## start Text to read

Chef Rosemary Shrager on new crime novel
Haflway through our interview, a courier arrives at her cottage in Tunbridge Wells, Kent, and asks Rosemary Shrager to sign for an unexpected parcel. “I love this sort of thing; I love a present,” the celebrity chef declares, as she deftly fillets the packaging using the penknife she keeps in her handbag for this very eventuality. “I like to get straight into a parcel… Oh my god, Harris gin,” she shrieks ecstatically.
“My favourite…It’s been sent by a friend of mine who owns the distillery… It’s infused with sugar kelp, and it’s in a lovely bottle. Let me look and see if there’s a note. There is! I can tell him I opened it live with the Daily Express!”
Later that evening, Rosemary, 72, plans to raise a glass to her just-published novel – her second crime-and-cooking caper – and look back on another day lived with her trademark vigour. In fact, the only time Rosemary’s bonhomie falters during our interview is when I ask the experienced chef and neophyte novelist what people should never have in their kitchens.
She tries valiantly to come up with a negative and falls flat as a pancake, full of atypical hesitation and mumbling.
But once we flip the question around for the very best things to have in a kitchen, she’s straight back on form. In short, these are: A really large sink; a spice rack; paintings on the walls; an island (if you have the space), and an instant hot water tap.
“Laurence,” she declares with gusto – referring to her friend the interior designer and TV presenter Llewelyn-Bowen – “Laurence hates islands. He hates them. He wants tables in the kitchen, but islands are so useful, and a lot of people don’t have the luxury of a table. I have an island. I do all my Cook Along demos on it. It’s a very useful thing, but the most important thing is to get the height right. That’s the biggest mistake people make.”
As for boiling water taps, currently rather in vogue, she believes they are a “worthwhile indulgence – particularly if you are in a hurry and want to make a cup of tea”.
This train of thought belatedly sparks off an elusive ‘no-no’.

## end Text to read
## start Data extract

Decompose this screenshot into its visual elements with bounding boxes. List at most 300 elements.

## end Data extract

Task set>
**A.** Repeat, word for word, the passage of the Rosemary Shrager interview that begins with "She tries valiantly" and ends with "hot water tap.".
**B.** Answer these questions using the Rosemary Shrager interview, one answer per line:
(i) What kind of gin arrived in the parcel?
(ii) How old is Rosemary Shrager?
(iii) Who hates kitchen islands?
**C.** Go on with the Rosemary Shrager interview from the point where it stops.
The data plays no part in what is asked here.

Answer list>
**A.**
She tries valiantly to come up with a negative and falls flat as a pancake, full of atypical hesitation and mumbling.
But once we flip the question around for the very best things to have in a kitchen, she’s straight back on form. In short, these are: A really large sink; a spice rack; paintings on the walls; an island (if you have the space), and an instant hot water tap.

**B.**
(i) Harris gin, infused with sugar kelp.
(ii) 72.
(iii) Laurence Llewelyn-Bowen, the interior designer and TV presenter.

**C.**
“The most important thing is a really large sink. You can’t fit things in smaller sinks. So a no-no is a small sink!” she says triumphantly and adds, for good measure: “And do get a herb rack if you possibly can. That’s an imperative. They ease life up enormously.”
Rosemary knows a thing or two about kitchens. After all, she’s been cooking professionally in them for more than half a century, and she started long before that, as a little girl, watching her mother cook.
“I’m a self-taught chef,” she declares with pride. “My mother absolutely loved cooking, and so do I. Full stop. But I had to put myself through a type of apprenticeship – if I wanted to learn about meat, I’d go to a butcher. And when I wanted to learn how to make pasties I took myself off to the Lizard, in Cornwall. I’d just get up and do it, that’s why I’m passionate about apprenticeships. I had to do it my way.”
It was a course of action required because Rosemary went to art school, not catering college, and launched her career in the world of interior design.
However, she soon twigged that designing kitchens was her favourite bit – principally because what she really wanted to be doing was designing food.
“The journey,” as she calls it, “was working for architects in the City, and doing the loos layout and the reception of the Miller Howe in Windermere. And all I wanted to do was meet the chef.”
Being a “lowly technician” she had to rein in the impulse to pounce on John Tovey, one of the original celebrity chefs, who launched the Lake District’s famous country house hotel. But the seed had been sown.
Soon after, Rosemary packed in the design job and embarked on a new career cooking directors’ lunches in London. This was in the 1970s; a pre-Pret era, when company bosses expected to enjoy slap-up silver service meals in corporate dining rooms on a daily basis.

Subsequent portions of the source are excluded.